▼

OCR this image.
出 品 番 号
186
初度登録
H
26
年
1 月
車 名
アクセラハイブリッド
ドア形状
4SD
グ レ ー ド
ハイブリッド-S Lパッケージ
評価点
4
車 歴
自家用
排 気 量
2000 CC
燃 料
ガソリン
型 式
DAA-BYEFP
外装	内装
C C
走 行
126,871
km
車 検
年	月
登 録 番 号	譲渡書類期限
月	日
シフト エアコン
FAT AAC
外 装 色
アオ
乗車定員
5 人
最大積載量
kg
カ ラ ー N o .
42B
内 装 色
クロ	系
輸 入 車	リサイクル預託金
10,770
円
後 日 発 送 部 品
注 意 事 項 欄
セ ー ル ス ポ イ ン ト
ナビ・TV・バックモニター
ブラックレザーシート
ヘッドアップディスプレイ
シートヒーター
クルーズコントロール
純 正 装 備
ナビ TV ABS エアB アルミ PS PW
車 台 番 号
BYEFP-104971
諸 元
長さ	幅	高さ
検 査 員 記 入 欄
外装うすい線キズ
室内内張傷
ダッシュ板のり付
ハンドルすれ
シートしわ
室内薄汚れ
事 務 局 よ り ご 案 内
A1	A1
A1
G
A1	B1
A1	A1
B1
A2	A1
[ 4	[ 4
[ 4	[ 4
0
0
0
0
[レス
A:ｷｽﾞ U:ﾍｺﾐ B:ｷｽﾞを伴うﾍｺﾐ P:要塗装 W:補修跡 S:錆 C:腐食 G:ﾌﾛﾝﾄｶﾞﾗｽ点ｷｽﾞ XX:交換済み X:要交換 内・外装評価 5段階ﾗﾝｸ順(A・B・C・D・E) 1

▲

Task description
Every record should be given again exactly.

Solution below
OCR this image.
出 品 番 号
186
初度登録
H
26
年
1 月
車 名
アクセラハイブリッド
ドア形状
4SD
グ レ ー ド
ハイブリッド-S Lパッケージ
評価点
4
車 歴
自家用
排 気 量
2000 CC
燃 料
ガソリン
型 式
DAA-BYEFP
外装	内装
C C
走 行
126,871
km
車 検
年	月
登 録 番 号	譲渡書類期限
月	日
シフト エアコン
FAT AAC
外 装 色
アオ
乗車定員
5 人
最大積載量
kg
カ ラ ー N o .
42B
内 装 色
クロ	系
輸 入 車	リサイクル預託金
10,770
円
後 日 発 送 部 品
注 意 事 項 欄
セ ー ル ス ポ イ ン ト
ナビ・TV・バックモニター
ブラックレザーシート
ヘッドアップディスプレイ
シートヒーター
クルーズコントロール
純 正 装 備
ナビ TV ABS エアB アルミ PS PW
車 台 番 号
BYEFP-104971
諸 元
長さ	幅	高さ
検 査 員 記 入 欄
外装うすい線キズ
室内内張傷
ダッシュ板のり付
ハンドルすれ
シートしわ
室内薄汚れ
事 務 局 よ り ご 案 内
A1	A1
A1
G
A1	B1
A1	A1
B1
A2	A1
[ 4	[ 4
[ 4	[ 4
0
0
0
0
[レス
A:ｷｽﾞ U:ﾍｺﾐ B:ｷｽﾞを伴うﾍｺﾐ P:要塗装 W:補修跡 S:錆 C:腐食 G:ﾌﾛﾝﾄｶﾞﾗｽ点ｷｽﾞ XX:交換済み X:要交換 内・外装評価 5段階ﾗﾝｸ順(A・B・C・D・E) 1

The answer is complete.